# [Required task]
Set every record down verbatim and omit the pictures.

━━━━

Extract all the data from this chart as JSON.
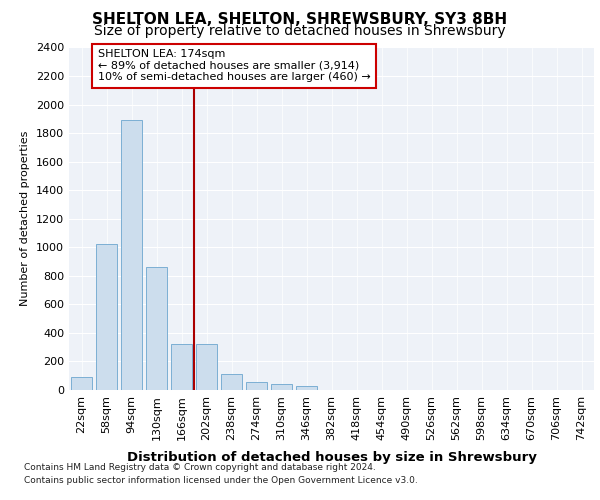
{
  "title1": "SHELTON LEA, SHELTON, SHREWSBURY, SY3 8BH",
  "title2": "Size of property relative to detached houses in Shrewsbury",
  "xlabel": "Distribution of detached houses by size in Shrewsbury",
  "ylabel": "Number of detached properties",
  "categories": [
    "22sqm",
    "58sqm",
    "94sqm",
    "130sqm",
    "166sqm",
    "202sqm",
    "238sqm",
    "274sqm",
    "310sqm",
    "346sqm",
    "382sqm",
    "418sqm",
    "454sqm",
    "490sqm",
    "526sqm",
    "562sqm",
    "598sqm",
    "634sqm",
    "670sqm",
    "706sqm",
    "742sqm"
  ],
  "values": [
    90,
    1025,
    1890,
    860,
    320,
    320,
    115,
    55,
    40,
    30,
    0,
    0,
    0,
    0,
    0,
    0,
    0,
    0,
    0,
    0,
    0
  ],
  "bar_color": "#ccdded",
  "bar_edge_color": "#7bafd4",
  "vline_color": "#aa0000",
  "annotation_line1": "SHELTON LEA: 174sqm",
  "annotation_line2": "← 89% of detached houses are smaller (3,914)",
  "annotation_line3": "10% of semi-detached houses are larger (460) →",
  "annotation_box_color": "white",
  "annotation_box_edge_color": "#cc0000",
  "ylim": [
    0,
    2400
  ],
  "yticks": [
    0,
    200,
    400,
    600,
    800,
    1000,
    1200,
    1400,
    1600,
    1800,
    2000,
    2200,
    2400
  ],
  "footer1": "Contains HM Land Registry data © Crown copyright and database right 2024.",
  "footer2": "Contains public sector information licensed under the Open Government Licence v3.0.",
  "bg_color": "#eef2f8",
  "grid_color": "white",
  "title1_fontsize": 11,
  "title2_fontsize": 10,
  "xlabel_fontsize": 9.5,
  "ylabel_fontsize": 8,
  "tick_fontsize": 8,
  "footer_fontsize": 6.5
}
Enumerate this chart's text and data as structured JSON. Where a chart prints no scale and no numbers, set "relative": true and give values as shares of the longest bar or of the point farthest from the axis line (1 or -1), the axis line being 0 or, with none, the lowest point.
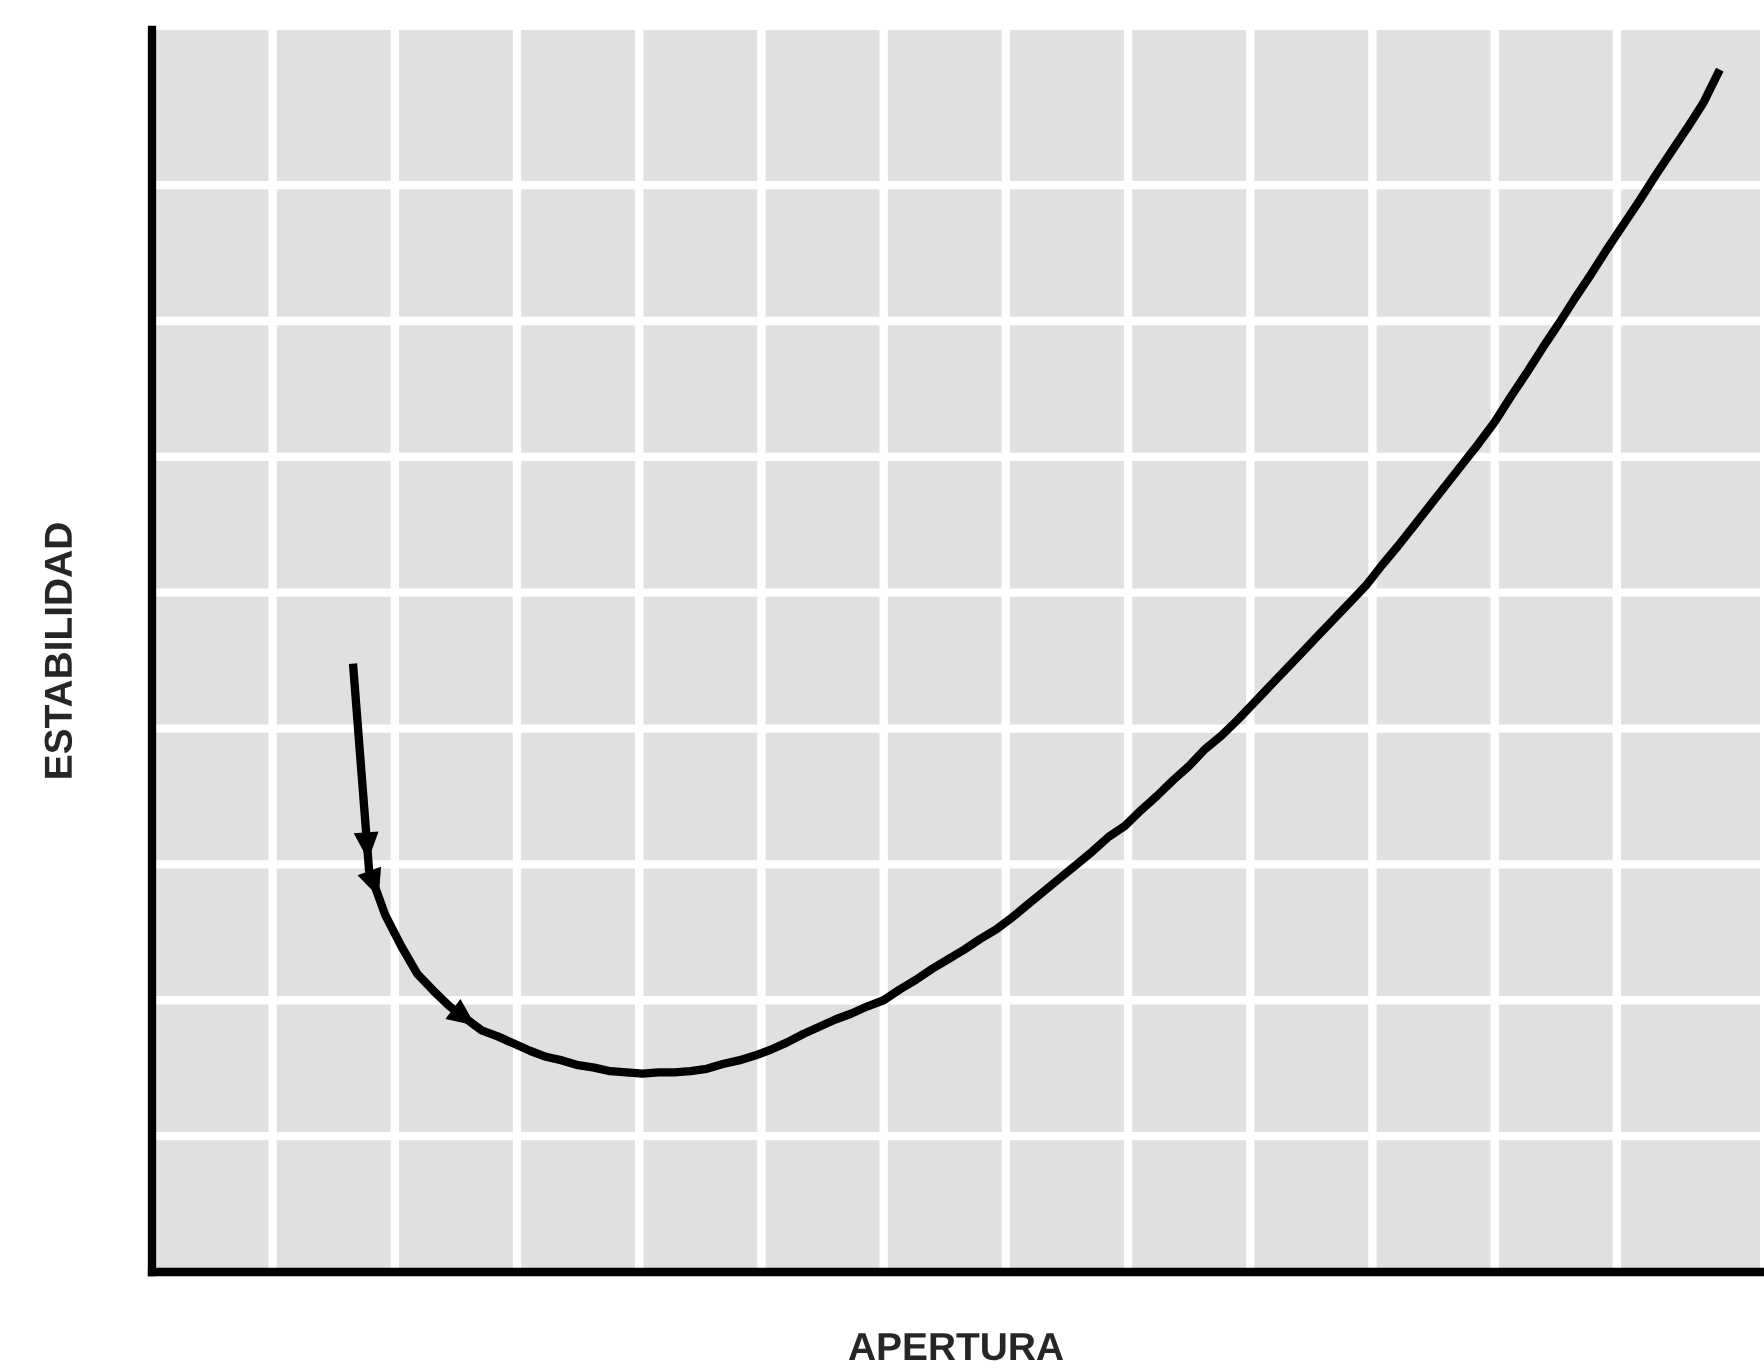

━━━━

# [Exercise solution]
Extract all the data from this chart as JSON.
{
  "title1": "SHELTON LEA, SHELTON, SHREWSBURY, SY3 8BH",
  "title2": "Size of property relative to detached houses in Shrewsbury",
  "xlabel": "Distribution of detached houses by size in Shrewsbury",
  "ylabel": "Number of detached properties",
  "categories": [
    "22sqm",
    "58sqm",
    "94sqm",
    "130sqm",
    "166sqm",
    "202sqm",
    "238sqm",
    "274sqm",
    "310sqm",
    "346sqm",
    "382sqm",
    "418sqm",
    "454sqm",
    "490sqm",
    "526sqm",
    "562sqm",
    "598sqm",
    "634sqm",
    "670sqm",
    "706sqm",
    "742sqm"
  ],
  "values": [
    90,
    1025,
    1890,
    860,
    320,
    320,
    115,
    55,
    40,
    30,
    0,
    0,
    0,
    0,
    0,
    0,
    0,
    0,
    0,
    0,
    0
  ],
  "bar_color": "#ccdded",
  "bar_edge_color": "#7bafd4",
  "vline_color": "#aa0000",
  "annotation_line1": "SHELTON LEA: 174sqm",
  "annotation_line2": "← 89% of detached houses are smaller (3,914)",
  "annotation_line3": "10% of semi-detached houses are larger (460) →",
  "annotation_box_color": "white",
  "annotation_box_edge_color": "#cc0000",
  "ylim": [
    0,
    2400
  ],
  "yticks": [
    0,
    200,
    400,
    600,
    800,
    1000,
    1200,
    1400,
    1600,
    1800,
    2000,
    2200,
    2400
  ],
  "footer1": "Contains HM Land Registry data © Crown copyright and database right 2024.",
  "footer2": "Contains public sector information licensed under the Open Government Licence v3.0.",
  "bg_color": "#eef2f8",
  "grid_color": "white",
  "title1_fontsize": 11,
  "title2_fontsize": 10,
  "xlabel_fontsize": 9.5,
  "ylabel_fontsize": 8,
  "tick_fontsize": 8,
  "footer_fontsize": 6.5
}
Enumerate this chart's text and data as structured JSON. Where a chart prints no scale and no numbers, set "relative": true and give values as shares of the longest bar or of the point farthest from the axis line (1 or -1), the axis line being 0 or, with none, the lowest point.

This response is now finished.